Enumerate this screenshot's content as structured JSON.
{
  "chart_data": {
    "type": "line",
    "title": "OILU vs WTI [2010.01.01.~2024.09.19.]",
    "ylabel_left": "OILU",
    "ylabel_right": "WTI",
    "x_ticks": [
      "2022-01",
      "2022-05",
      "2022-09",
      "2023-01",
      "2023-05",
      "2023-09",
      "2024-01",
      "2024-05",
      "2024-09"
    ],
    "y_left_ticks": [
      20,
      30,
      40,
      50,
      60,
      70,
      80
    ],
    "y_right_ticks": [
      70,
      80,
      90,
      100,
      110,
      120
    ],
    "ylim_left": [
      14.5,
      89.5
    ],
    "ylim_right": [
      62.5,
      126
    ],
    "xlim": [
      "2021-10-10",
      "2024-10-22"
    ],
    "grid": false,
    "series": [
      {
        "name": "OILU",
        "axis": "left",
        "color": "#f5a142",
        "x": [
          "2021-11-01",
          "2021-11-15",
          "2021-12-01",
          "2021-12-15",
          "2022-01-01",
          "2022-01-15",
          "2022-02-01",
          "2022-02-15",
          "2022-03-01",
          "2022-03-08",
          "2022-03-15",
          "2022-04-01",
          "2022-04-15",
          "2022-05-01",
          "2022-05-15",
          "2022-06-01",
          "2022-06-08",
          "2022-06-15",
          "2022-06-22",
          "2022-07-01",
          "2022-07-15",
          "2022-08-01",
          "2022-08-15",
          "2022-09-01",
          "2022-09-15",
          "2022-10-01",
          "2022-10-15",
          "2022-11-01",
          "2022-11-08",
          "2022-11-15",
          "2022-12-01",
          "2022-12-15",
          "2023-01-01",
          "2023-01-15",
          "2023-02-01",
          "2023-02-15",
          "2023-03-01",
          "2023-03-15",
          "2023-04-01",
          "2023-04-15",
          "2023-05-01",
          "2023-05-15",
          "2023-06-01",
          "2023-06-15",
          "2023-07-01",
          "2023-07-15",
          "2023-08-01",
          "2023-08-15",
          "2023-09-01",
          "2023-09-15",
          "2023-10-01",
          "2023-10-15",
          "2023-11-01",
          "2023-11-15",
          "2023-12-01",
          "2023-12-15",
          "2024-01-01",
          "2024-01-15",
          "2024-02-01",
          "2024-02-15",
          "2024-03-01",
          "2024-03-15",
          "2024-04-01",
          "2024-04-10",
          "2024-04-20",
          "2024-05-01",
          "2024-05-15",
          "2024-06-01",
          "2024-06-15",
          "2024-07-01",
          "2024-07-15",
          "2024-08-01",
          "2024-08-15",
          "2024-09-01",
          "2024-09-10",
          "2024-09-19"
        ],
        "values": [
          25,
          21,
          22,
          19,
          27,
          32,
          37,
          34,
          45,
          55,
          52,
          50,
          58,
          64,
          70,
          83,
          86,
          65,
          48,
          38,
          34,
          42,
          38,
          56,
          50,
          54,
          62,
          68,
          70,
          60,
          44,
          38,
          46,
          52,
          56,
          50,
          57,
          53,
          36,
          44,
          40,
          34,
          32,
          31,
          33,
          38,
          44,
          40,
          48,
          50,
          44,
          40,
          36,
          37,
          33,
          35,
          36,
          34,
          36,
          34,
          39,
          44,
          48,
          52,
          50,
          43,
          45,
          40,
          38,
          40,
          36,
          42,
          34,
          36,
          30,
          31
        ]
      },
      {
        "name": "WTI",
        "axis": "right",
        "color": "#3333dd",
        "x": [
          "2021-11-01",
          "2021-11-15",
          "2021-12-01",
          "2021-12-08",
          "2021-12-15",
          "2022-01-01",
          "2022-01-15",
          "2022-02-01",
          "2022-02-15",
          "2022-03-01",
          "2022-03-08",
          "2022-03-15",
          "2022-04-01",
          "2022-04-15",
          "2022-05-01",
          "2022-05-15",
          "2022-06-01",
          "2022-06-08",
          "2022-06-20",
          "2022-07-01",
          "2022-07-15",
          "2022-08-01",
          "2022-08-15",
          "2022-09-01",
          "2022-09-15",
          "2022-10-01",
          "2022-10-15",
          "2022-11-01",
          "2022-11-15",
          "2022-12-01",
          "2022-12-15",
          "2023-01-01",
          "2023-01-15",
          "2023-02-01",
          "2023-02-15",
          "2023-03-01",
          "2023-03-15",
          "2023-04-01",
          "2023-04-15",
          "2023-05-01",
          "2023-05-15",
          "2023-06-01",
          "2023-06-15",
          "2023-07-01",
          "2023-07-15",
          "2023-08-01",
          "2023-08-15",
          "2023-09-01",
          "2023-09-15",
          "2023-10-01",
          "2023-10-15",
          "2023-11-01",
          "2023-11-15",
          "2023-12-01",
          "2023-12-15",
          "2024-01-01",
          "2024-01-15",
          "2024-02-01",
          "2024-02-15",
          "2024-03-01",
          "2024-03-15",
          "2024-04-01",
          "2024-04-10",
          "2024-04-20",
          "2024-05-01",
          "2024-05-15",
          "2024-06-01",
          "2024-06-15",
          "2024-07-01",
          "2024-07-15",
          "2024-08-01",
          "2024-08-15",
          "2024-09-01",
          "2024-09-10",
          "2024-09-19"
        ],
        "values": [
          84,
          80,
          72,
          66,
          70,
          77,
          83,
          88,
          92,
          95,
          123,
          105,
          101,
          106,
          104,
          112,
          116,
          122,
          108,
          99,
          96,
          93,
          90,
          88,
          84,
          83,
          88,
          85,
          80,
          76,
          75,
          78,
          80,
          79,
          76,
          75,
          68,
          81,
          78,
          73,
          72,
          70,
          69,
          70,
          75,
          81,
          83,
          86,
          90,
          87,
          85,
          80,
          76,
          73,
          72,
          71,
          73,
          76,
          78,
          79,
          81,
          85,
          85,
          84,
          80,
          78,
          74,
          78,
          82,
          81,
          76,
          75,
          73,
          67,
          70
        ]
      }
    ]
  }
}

▸ What this task involves: Where a line above contains the string "OILU", copy that line.

▸ Correct answer:
    "title": "OILU vs WTI [2010.01.01.~2024.09.19.]",
    "ylabel_left": "OILU",
        "name": "OILU",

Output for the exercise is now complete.